→ **WRITTEN EXERCISE**
Repeat the listing in full, exactly as it stands.

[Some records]
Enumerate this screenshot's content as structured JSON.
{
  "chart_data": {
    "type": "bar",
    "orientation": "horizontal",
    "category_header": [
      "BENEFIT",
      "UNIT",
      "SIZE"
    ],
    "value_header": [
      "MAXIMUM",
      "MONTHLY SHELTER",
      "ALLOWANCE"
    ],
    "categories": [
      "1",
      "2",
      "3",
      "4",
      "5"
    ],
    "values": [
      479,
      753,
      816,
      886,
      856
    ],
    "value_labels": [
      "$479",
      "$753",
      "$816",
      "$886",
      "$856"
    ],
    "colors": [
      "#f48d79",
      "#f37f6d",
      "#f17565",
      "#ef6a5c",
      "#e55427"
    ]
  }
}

→ **ANSWER FOR THIS EXERCISE**
Enumerate this screenshot's content as structured JSON.
{
  "chart_data": {
    "type": "bar",
    "orientation": "horizontal",
    "category_header": [
      "BENEFIT",
      "UNIT",
      "SIZE"
    ],
    "value_header": [
      "MAXIMUM",
      "MONTHLY SHELTER",
      "ALLOWANCE"
    ],
    "categories": [
      "1",
      "2",
      "3",
      "4",
      "5"
    ],
    "values": [
      479,
      753,
      816,
      886,
      856
    ],
    "value_labels": [
      "$479",
      "$753",
      "$816",
      "$886",
      "$856"
    ],
    "colors": [
      "#f48d79",
      "#f37f6d",
      "#f17565",
      "#ef6a5c",
      "#e55427"
    ]
  }
}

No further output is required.